[Extracted data entries]
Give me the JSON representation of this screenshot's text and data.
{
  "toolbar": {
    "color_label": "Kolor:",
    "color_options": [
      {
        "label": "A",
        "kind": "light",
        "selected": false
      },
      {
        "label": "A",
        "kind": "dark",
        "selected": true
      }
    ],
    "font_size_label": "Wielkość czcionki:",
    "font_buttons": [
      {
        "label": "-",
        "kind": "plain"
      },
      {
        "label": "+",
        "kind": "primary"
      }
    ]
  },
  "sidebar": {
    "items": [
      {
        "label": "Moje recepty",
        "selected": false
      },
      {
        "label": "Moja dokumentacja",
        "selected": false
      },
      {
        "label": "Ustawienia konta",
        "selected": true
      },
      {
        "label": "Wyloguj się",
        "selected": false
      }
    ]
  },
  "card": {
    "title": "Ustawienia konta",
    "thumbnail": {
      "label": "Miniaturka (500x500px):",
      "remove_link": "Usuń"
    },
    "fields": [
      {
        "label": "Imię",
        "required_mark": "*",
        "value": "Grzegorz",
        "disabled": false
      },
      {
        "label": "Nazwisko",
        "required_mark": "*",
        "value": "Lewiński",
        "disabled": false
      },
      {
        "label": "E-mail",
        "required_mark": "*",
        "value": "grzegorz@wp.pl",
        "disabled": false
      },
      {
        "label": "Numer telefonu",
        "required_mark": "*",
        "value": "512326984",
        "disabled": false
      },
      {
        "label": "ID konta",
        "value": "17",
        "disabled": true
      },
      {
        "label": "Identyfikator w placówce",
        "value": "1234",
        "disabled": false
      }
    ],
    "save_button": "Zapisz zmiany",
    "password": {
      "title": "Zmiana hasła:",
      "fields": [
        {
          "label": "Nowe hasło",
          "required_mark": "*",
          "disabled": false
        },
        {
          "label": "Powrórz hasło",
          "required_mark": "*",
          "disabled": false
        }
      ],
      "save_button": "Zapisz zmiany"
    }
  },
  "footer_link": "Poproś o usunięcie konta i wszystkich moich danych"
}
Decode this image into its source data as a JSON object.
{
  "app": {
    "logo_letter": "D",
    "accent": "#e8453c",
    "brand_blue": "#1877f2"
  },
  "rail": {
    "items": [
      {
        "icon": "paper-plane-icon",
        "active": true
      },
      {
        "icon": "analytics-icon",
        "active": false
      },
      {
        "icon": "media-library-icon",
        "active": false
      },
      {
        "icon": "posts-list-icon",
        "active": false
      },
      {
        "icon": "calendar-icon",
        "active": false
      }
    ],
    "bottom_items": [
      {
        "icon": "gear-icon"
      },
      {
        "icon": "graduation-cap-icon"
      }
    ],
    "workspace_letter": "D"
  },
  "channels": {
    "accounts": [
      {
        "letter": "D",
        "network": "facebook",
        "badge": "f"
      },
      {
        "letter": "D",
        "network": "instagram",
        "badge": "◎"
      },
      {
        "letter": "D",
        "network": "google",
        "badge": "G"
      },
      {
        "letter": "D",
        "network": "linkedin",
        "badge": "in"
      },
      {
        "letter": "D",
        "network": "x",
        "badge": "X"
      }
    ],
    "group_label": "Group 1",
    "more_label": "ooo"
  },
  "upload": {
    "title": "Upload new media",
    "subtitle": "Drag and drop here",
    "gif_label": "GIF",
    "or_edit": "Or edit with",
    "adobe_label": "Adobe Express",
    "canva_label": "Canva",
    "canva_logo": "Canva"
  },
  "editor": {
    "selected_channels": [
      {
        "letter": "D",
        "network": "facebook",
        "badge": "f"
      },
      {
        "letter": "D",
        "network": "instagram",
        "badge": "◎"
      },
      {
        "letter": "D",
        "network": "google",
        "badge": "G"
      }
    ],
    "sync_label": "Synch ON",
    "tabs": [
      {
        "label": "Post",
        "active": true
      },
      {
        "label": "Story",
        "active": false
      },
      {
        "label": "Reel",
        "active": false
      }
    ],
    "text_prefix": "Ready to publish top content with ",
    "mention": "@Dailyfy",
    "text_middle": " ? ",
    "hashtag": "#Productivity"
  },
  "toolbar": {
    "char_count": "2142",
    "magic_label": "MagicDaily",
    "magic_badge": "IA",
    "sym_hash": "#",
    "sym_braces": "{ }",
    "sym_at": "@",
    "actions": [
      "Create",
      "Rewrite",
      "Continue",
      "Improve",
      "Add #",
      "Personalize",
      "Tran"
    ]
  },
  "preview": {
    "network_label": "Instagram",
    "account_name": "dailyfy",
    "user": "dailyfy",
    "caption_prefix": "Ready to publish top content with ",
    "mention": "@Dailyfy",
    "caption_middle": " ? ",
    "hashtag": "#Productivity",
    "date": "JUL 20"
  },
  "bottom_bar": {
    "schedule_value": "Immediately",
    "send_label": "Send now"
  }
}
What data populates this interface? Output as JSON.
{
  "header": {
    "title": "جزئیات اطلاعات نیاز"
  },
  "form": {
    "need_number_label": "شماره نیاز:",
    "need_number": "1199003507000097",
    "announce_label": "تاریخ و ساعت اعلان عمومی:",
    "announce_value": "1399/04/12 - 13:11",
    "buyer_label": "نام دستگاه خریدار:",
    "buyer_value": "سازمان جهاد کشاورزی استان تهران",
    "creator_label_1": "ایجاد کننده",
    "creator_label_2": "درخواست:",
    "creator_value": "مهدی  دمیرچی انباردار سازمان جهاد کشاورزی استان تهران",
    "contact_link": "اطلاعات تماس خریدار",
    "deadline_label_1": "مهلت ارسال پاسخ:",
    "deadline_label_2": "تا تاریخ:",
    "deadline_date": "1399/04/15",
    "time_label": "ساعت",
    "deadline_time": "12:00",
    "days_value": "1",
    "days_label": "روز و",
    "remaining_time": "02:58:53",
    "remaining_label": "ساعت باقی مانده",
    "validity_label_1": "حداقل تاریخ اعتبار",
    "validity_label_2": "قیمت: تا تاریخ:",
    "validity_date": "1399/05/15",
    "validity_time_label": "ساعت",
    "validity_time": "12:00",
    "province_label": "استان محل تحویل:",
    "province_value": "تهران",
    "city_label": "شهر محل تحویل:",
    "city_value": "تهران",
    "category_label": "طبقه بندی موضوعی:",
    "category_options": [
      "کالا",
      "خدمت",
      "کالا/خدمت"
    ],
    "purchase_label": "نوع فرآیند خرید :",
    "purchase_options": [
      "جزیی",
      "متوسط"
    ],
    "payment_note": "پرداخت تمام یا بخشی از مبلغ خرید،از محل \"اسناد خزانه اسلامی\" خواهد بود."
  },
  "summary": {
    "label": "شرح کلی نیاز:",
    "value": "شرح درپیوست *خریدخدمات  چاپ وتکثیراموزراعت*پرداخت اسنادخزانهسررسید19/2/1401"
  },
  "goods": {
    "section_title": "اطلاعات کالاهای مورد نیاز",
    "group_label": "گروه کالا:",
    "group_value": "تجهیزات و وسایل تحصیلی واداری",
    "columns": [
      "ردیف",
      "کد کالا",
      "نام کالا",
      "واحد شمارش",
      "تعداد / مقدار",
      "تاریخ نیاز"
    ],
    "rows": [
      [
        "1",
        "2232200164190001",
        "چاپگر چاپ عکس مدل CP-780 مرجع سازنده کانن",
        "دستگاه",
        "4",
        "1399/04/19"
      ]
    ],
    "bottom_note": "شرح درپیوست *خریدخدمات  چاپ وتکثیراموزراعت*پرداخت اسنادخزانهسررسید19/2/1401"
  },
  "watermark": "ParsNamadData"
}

▸ SET PROBLEM
Retype every record above exactly as written.

▸ EXERCISE SOLUTION
Give me the JSON representation of this screenshot's text and data.
{
  "toolbar": {
    "color_label": "Kolor:",
    "color_options": [
      {
        "label": "A",
        "kind": "light",
        "selected": false
      },
      {
        "label": "A",
        "kind": "dark",
        "selected": true
      }
    ],
    "font_size_label": "Wielkość czcionki:",
    "font_buttons": [
      {
        "label": "-",
        "kind": "plain"
      },
      {
        "label": "+",
        "kind": "primary"
      }
    ]
  },
  "sidebar": {
    "items": [
      {
        "label": "Moje recepty",
        "selected": false
      },
      {
        "label": "Moja dokumentacja",
        "selected": false
      },
      {
        "label": "Ustawienia konta",
        "selected": true
      },
      {
        "label": "Wyloguj się",
        "selected": false
      }
    ]
  },
  "card": {
    "title": "Ustawienia konta",
    "thumbnail": {
      "label": "Miniaturka (500x500px):",
      "remove_link": "Usuń"
    },
    "fields": [
      {
        "label": "Imię",
        "required_mark": "*",
        "value": "Grzegorz",
        "disabled": false
      },
      {
        "label": "Nazwisko",
        "required_mark": "*",
        "value": "Lewiński",
        "disabled": false
      },
      {
        "label": "E-mail",
        "required_mark": "*",
        "value": "grzegorz@wp.pl",
        "disabled": false
      },
      {
        "label": "Numer telefonu",
        "required_mark": "*",
        "value": "512326984",
        "disabled": false
      },
      {
        "label": "ID konta",
        "value": "17",
        "disabled": true
      },
      {
        "label": "Identyfikator w placówce",
        "value": "1234",
        "disabled": false
      }
    ],
    "save_button": "Zapisz zmiany",
    "password": {
      "title": "Zmiana hasła:",
      "fields": [
        {
          "label": "Nowe hasło",
          "required_mark": "*",
          "disabled": false
        },
        {
          "label": "Powrórz hasło",
          "required_mark": "*",
          "disabled": false
        }
      ],
      "save_button": "Zapisz zmiany"
    }
  },
  "footer_link": "Poproś o usunięcie konta i wszystkich moich danych"
}
Decode this image into its source data as a JSON object.
{
  "app": {
    "logo_letter": "D",
    "accent": "#e8453c",
    "brand_blue": "#1877f2"
  },
  "rail": {
    "items": [
      {
        "icon": "paper-plane-icon",
        "active": true
      },
      {
        "icon": "analytics-icon",
        "active": false
      },
      {
        "icon": "media-library-icon",
        "active": false
      },
      {
        "icon": "posts-list-icon",
        "active": false
      },
      {
        "icon": "calendar-icon",
        "active": false
      }
    ],
    "bottom_items": [
      {
        "icon": "gear-icon"
      },
      {
        "icon": "graduation-cap-icon"
      }
    ],
    "workspace_letter": "D"
  },
  "channels": {
    "accounts": [
      {
        "letter": "D",
        "network": "facebook",
        "badge": "f"
      },
      {
        "letter": "D",
        "network": "instagram",
        "badge": "◎"
      },
      {
        "letter": "D",
        "network": "google",
        "badge": "G"
      },
      {
        "letter": "D",
        "network": "linkedin",
        "badge": "in"
      },
      {
        "letter": "D",
        "network": "x",
        "badge": "X"
      }
    ],
    "group_label": "Group 1",
    "more_label": "ooo"
  },
  "upload": {
    "title": "Upload new media",
    "subtitle": "Drag and drop here",
    "gif_label": "GIF",
    "or_edit": "Or edit with",
    "adobe_label": "Adobe Express",
    "canva_label": "Canva",
    "canva_logo": "Canva"
  },
  "editor": {
    "selected_channels": [
      {
        "letter": "D",
        "network": "facebook",
        "badge": "f"
      },
      {
        "letter": "D",
        "network": "instagram",
        "badge": "◎"
      },
      {
        "letter": "D",
        "network": "google",
        "badge": "G"
      }
    ],
    "sync_label": "Synch ON",
    "tabs": [
      {
        "label": "Post",
        "active": true
      },
      {
        "label": "Story",
        "active": false
      },
      {
        "label": "Reel",
        "active": false
      }
    ],
    "text_prefix": "Ready to publish top content with ",
    "mention": "@Dailyfy",
    "text_middle": " ? ",
    "hashtag": "#Productivity"
  },
  "toolbar": {
    "char_count": "2142",
    "magic_label": "MagicDaily",
    "magic_badge": "IA",
    "sym_hash": "#",
    "sym_braces": "{ }",
    "sym_at": "@",
    "actions": [
      "Create",
      "Rewrite",
      "Continue",
      "Improve",
      "Add #",
      "Personalize",
      "Tran"
    ]
  },
  "preview": {
    "network_label": "Instagram",
    "account_name": "dailyfy",
    "user": "dailyfy",
    "caption_prefix": "Ready to publish top content with ",
    "mention": "@Dailyfy",
    "caption_middle": " ? ",
    "hashtag": "#Productivity",
    "date": "JUL 20"
  },
  "bottom_bar": {
    "schedule_value": "Immediately",
    "send_label": "Send now"
  }
}
What data populates this interface? Output as JSON.
{
  "header": {
    "title": "جزئیات اطلاعات نیاز"
  },
  "form": {
    "need_number_label": "شماره نیاز:",
    "need_number": "1199003507000097",
    "announce_label": "تاریخ و ساعت اعلان عمومی:",
    "announce_value": "1399/04/12 - 13:11",
    "buyer_label": "نام دستگاه خریدار:",
    "buyer_value": "سازمان جهاد کشاورزی استان تهران",
    "creator_label_1": "ایجاد کننده",
    "creator_label_2": "درخواست:",
    "creator_value": "مهدی  دمیرچی انباردار سازمان جهاد کشاورزی استان تهران",
    "contact_link": "اطلاعات تماس خریدار",
    "deadline_label_1": "مهلت ارسال پاسخ:",
    "deadline_label_2": "تا تاریخ:",
    "deadline_date": "1399/04/15",
    "time_label": "ساعت",
    "deadline_time": "12:00",
    "days_value": "1",
    "days_label": "روز و",
    "remaining_time": "02:58:53",
    "remaining_label": "ساعت باقی مانده",
    "validity_label_1": "حداقل تاریخ اعتبار",
    "validity_label_2": "قیمت: تا تاریخ:",
    "validity_date": "1399/05/15",
    "validity_time_label": "ساعت",
    "validity_time": "12:00",
    "province_label": "استان محل تحویل:",
    "province_value": "تهران",
    "city_label": "شهر محل تحویل:",
    "city_value": "تهران",
    "category_label": "طبقه بندی موضوعی:",
    "category_options": [
      "کالا",
      "خدمت",
      "کالا/خدمت"
    ],
    "purchase_label": "نوع فرآیند خرید :",
    "purchase_options": [
      "جزیی",
      "متوسط"
    ],
    "payment_note": "پرداخت تمام یا بخشی از مبلغ خرید،از محل \"اسناد خزانه اسلامی\" خواهد بود."
  },
  "summary": {
    "label": "شرح کلی نیاز:",
    "value": "شرح درپیوست *خریدخدمات  چاپ وتکثیراموزراعت*پرداخت اسنادخزانهسررسید19/2/1401"
  },
  "goods": {
    "section_title": "اطلاعات کالاهای مورد نیاز",
    "group_label": "گروه کالا:",
    "group_value": "تجهیزات و وسایل تحصیلی واداری",
    "columns": [
      "ردیف",
      "کد کالا",
      "نام کالا",
      "واحد شمارش",
      "تعداد / مقدار",
      "تاریخ نیاز"
    ],
    "rows": [
      [
        "1",
        "2232200164190001",
        "چاپگر چاپ عکس مدل CP-780 مرجع سازنده کانن",
        "دستگاه",
        "4",
        "1399/04/19"
      ]
    ],
    "bottom_note": "شرح درپیوست *خریدخدمات  چاپ وتکثیراموزراعت*پرداخت اسنادخزانهسررسید19/2/1401"
  },
  "watermark": "ParsNamadData"
}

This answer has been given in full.